# [What needs to be done]
Lines that contain the string "Херсонської" are to be copied; leave out all others.

# [Input data]
----
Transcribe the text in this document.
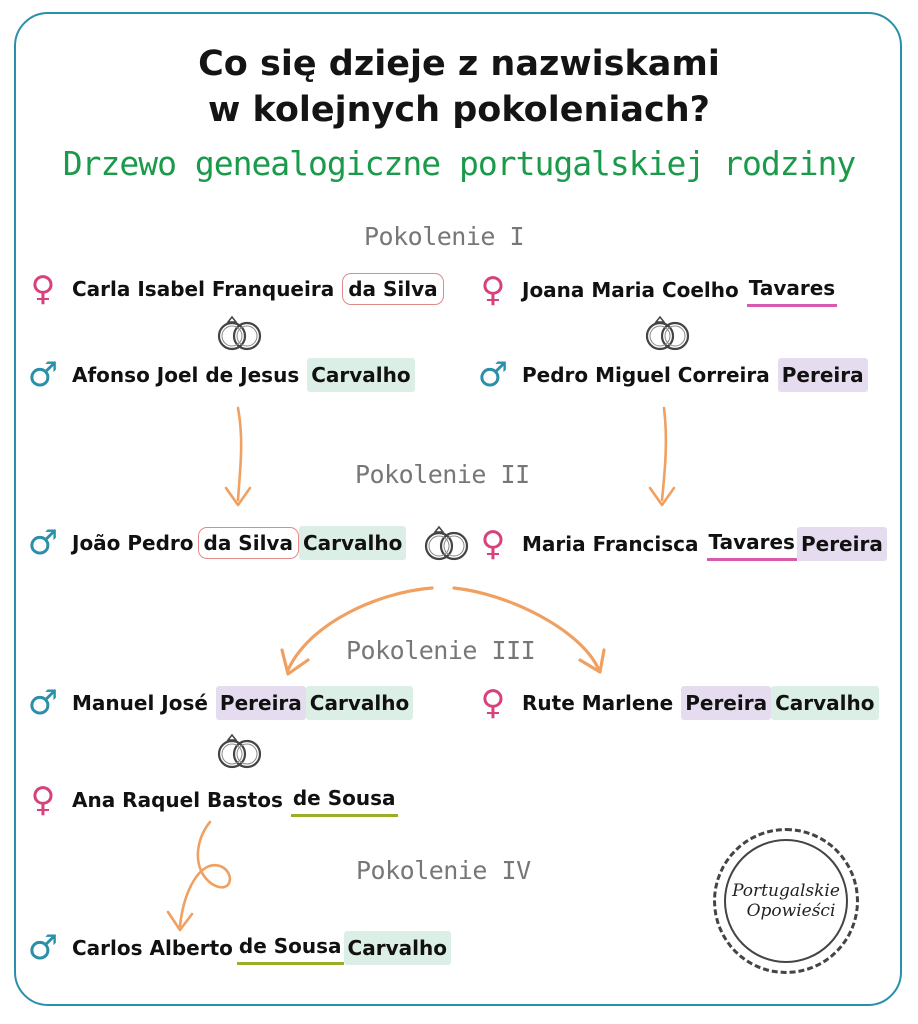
Co się dzieje z nazwiskami
w kolejnych pokoleniach?
Drzewo genealogiczne portugalskiej rodziny
Pokolenie I
Pokolenie II
Pokolenie III
Pokolenie IV
♀ Carla Isabel Franqueira da Silva ♀ Joana Maria Coelho Tavares
♂ Afonso Joel de Jesus Carvalho ♂ Pedro Miguel Correira Pereira
♂ João Pedro da Silva Carvalho ♀ Maria Francisca Tavares Pereira
♂ Manuel José Pereira Carvalho ♀ Rute Marlene Pereira Carvalho
♀ Ana Raquel Bastos de Sousa
♂ Carlos Alberto de Sousa Carvalho
Portugalskie
Opowieści
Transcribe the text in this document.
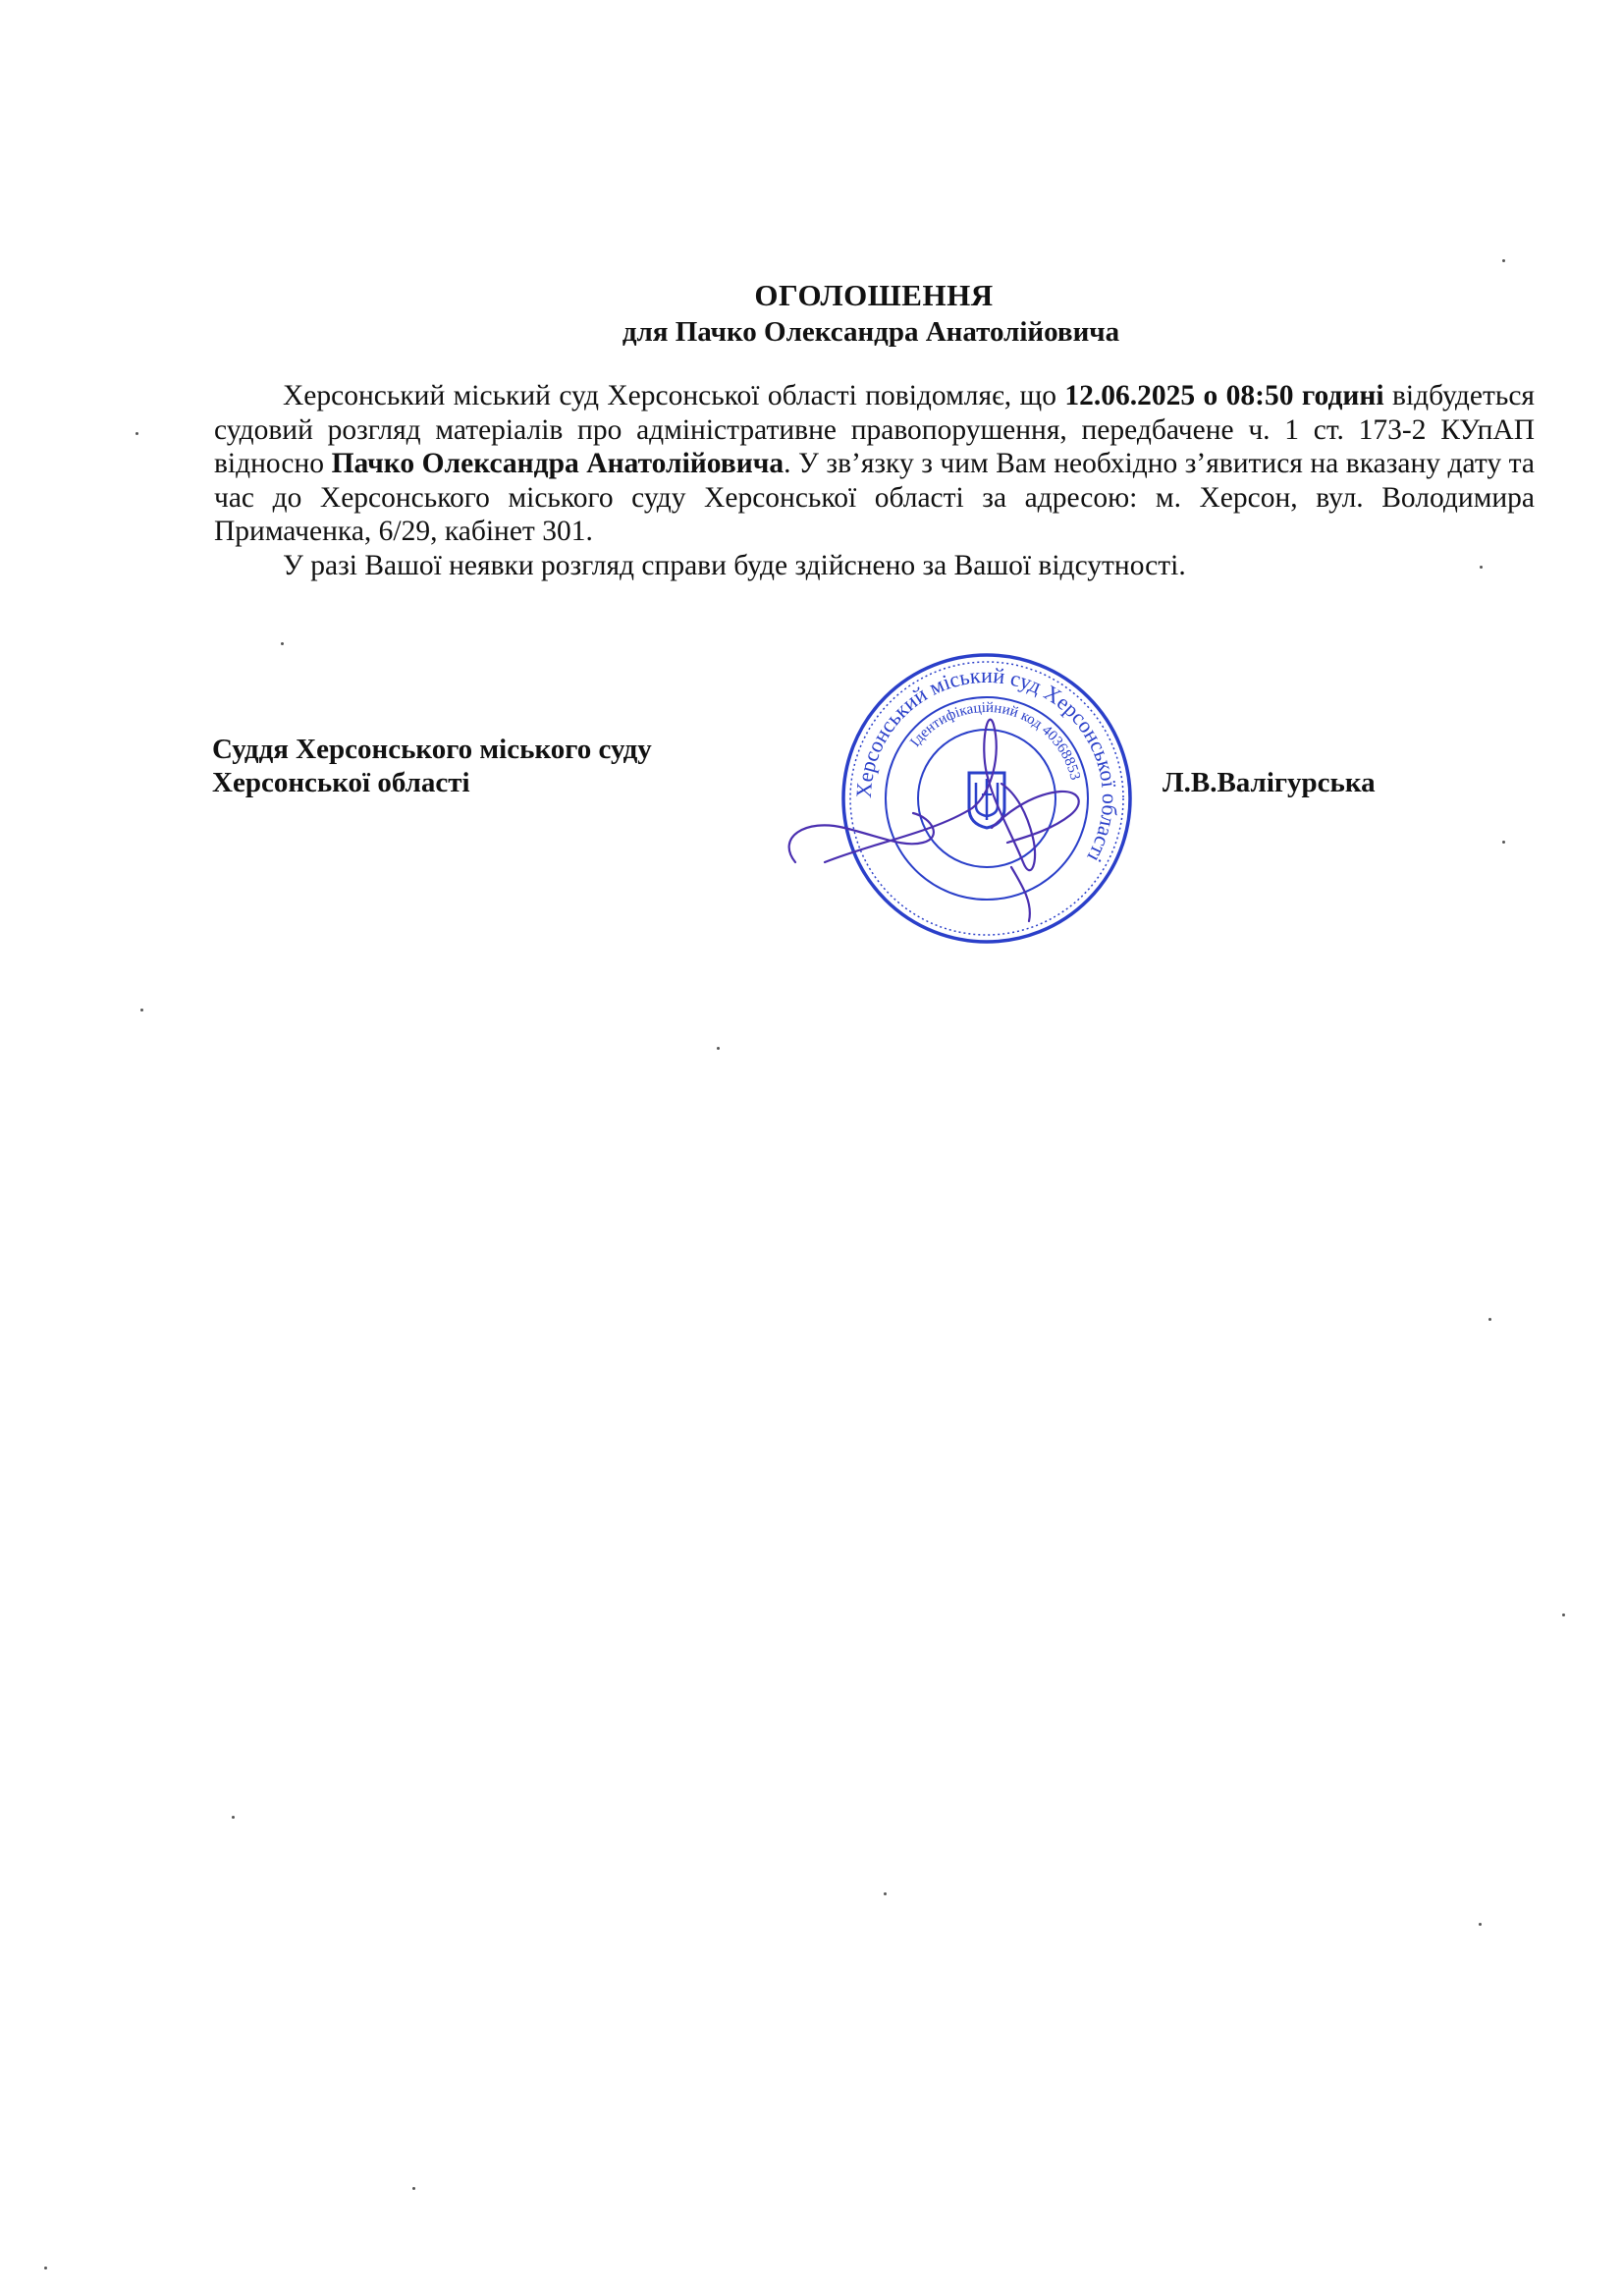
ОГОЛОШЕННЯ
для Пачко Олександра Анатолійовича

Херсонський міський суд Херсонської області повідомляє, що 12.06.2025 о 08:50 годині відбудеться судовий розгляд матеріалів про адміністративне правопорушення, передбачене ч. 1 ст. 173-2 КУпАП відносно Пачко Олександра Анатолійовича. У зв’язку з чим Вам необхідно з’явитися на вказану дату та час до Херсонського міського суду Херсонської області за адресою: м. Херсон, вул. Володимира Примаченка, 6/29, кабінет 301.

У разі Вашої неявки розгляд справи буде здійснено за Вашої відсутності.

Суддя Херсонського міського суду
Херсонської області	Л.В.Валігурська
Херсонський міський суд Херсонської області
Ідентифікаційний код 40368853
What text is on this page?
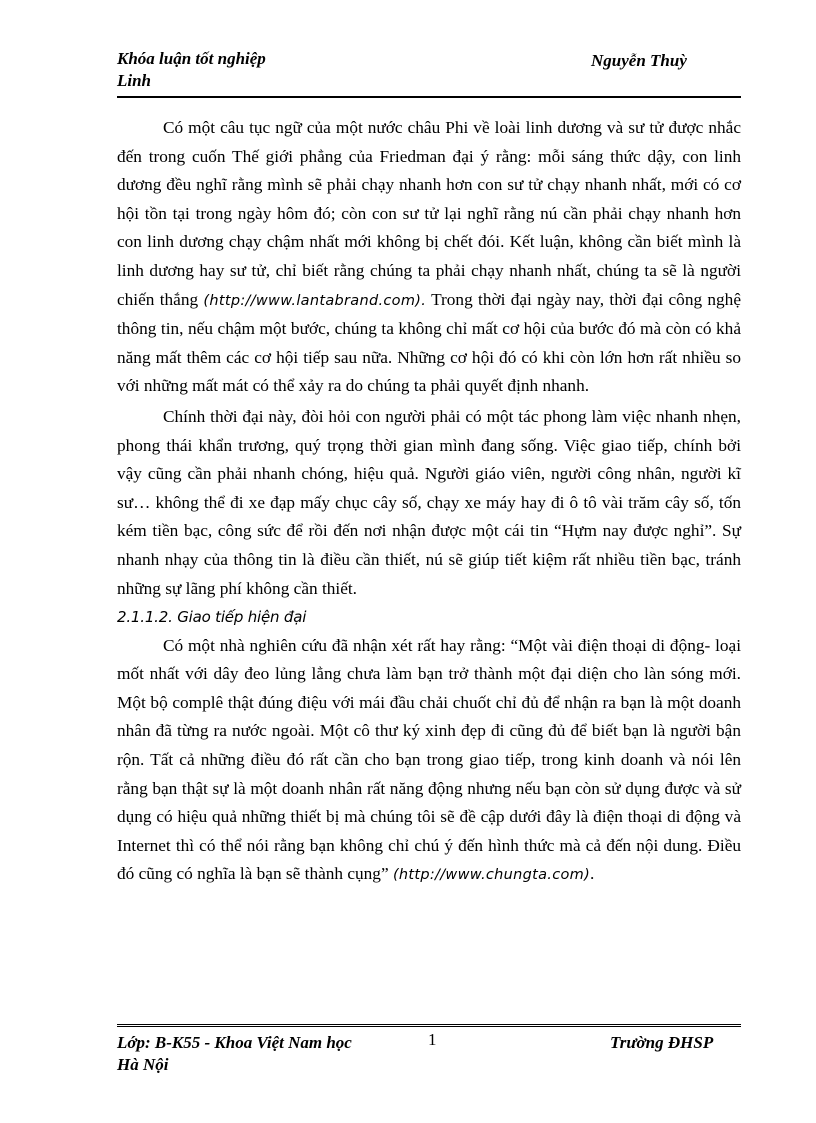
Khóa luận tốt nghiệp
Linh
Nguyễn Thuỳ

Có một câu tục ngữ của một nước châu Phi về loài linh dương và sư tử được nhắc đến trong cuốn Thế giới phẳng của Friedman đại ý rằng: mỗi sáng thức dậy, con linh dương đều nghĩ rằng mình sẽ phải chạy nhanh hơn con sư tử chạy nhanh nhất, mới có cơ hội tồn tại trong ngày hôm đó; còn con sư tử lại nghĩ rằng nú cần phải chạy nhanh hơn con linh dương chạy chậm nhất mới không bị chết đói. Kết luận, không cần biết mình là linh dương hay sư tử, chỉ biết rằng chúng ta phải chạy nhanh nhất, chúng ta sẽ là người chiến thắng (http://www.lantabrand.com). Trong thời đại ngày nay, thời đại công nghệ thông tin, nếu chậm một bước, chúng ta không chỉ mất cơ hội của bước đó mà còn có khả năng mất thêm các cơ hội tiếp sau nữa. Những cơ hội đó có khi còn lớn hơn rất nhiều so với những mất mát có thể xảy ra do chúng ta phải quyết định nhanh.

Chính thời đại này, đòi hỏi con người phải có một tác phong làm việc nhanh nhẹn, phong thái khẩn trương, quý trọng thời gian mình đang sống. Việc giao tiếp, chính bởi vậy cũng cần phải nhanh chóng, hiệu quả. Người giáo viên, người công nhân, người kĩ sư… không thể đi xe đạp mấy chục cây số, chạy xe máy hay đi ô tô vài trăm cây số, tốn kém tiền bạc, công sức để rồi đến nơi nhận được một cái tin “Hựm nay được nghỉ”. Sự nhanh nhạy của thông tin là điều cần thiết, nú sẽ giúp tiết kiệm rất nhiều tiền bạc, tránh những sự lãng phí không cần thiết.

2.1.1.2. Giao tiếp hiện đại

Có một nhà nghiên cứu đã nhận xét rất hay rằng: “Một vài điện thoại di động- loại mốt nhất với dây đeo lủng lẳng chưa làm bạn trở thành một đại diện cho làn sóng mới. Một bộ complê thật đúng điệu với mái đầu chải chuốt chỉ đủ để nhận ra bạn là một doanh nhân đã từng ra nước ngoài. Một cô thư ký xinh đẹp đi cũng đủ để biết bạn là người bận rộn. Tất cả những điều đó rất cần cho bạn trong giao tiếp, trong kinh doanh và nói lên rằng bạn thật sự là một doanh nhân rất năng động nhưng nếu bạn còn sử dụng được và sử dụng có hiệu quả những thiết bị mà chúng tôi sẽ đề cập dưới đây là điện thoại di động và Internet thì có thể nói rằng bạn không chỉ chú ý đến hình thức mà cả đến nội dung. Điều đó cũng có nghĩa là bạn sẽ thành cụng” (http://www.chungta.com).

Lớp: B-K55 - Khoa Việt Nam học
Hà Nội
1	Trường ĐHSP
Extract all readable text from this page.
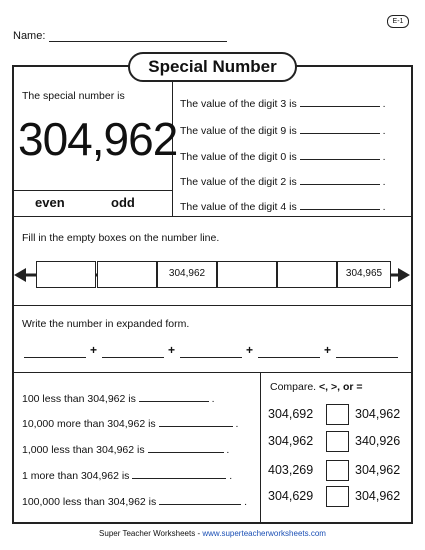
E-1
Name:
Special Number
The special number is
304,962
even	odd
The value of the digit 3 is	.
The value of the digit 9 is	.
The value of the digit 0 is	.
The value of the digit 2 is	.
The value of the digit 4 is	.
Fill in the empty boxes on the number line.
304,962	304,965
Write the number in expanded form.
+	+	+	+
100 less than 304,962 is	.
10,000 more than 304,962 is	.
1,000 less than 304,962 is	.
1 more than 304,962 is	.
100,000 less than 304,962 is	.
Compare. <, >, or =
304,692	304,962
304,962	340,926
403,269	304,962
304,629	304,962
Super Teacher Worksheets - www.superteacherworksheets.com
----
# [Task output]
Херсонський міський суд Херсонської області повідомляє, що 12.06.2025 о 08:50 годині відбудеться судовий розгляд матеріалів про адміністративне правопорушення, передбачене ч. 1 ст. 173-2 КУпАП відносно Пачко Олександра Анатолійовича. У зв’язку з чим Вам необхідно з’явитися на вказану дату та час до Херсонського міського суду Херсонської області за адресою: м. Херсон, вул. Володимира Примаченка, 6/29, кабінет 301.
Херсонської області	Л.В.Валігурська
Херсонський міський суд Херсонської області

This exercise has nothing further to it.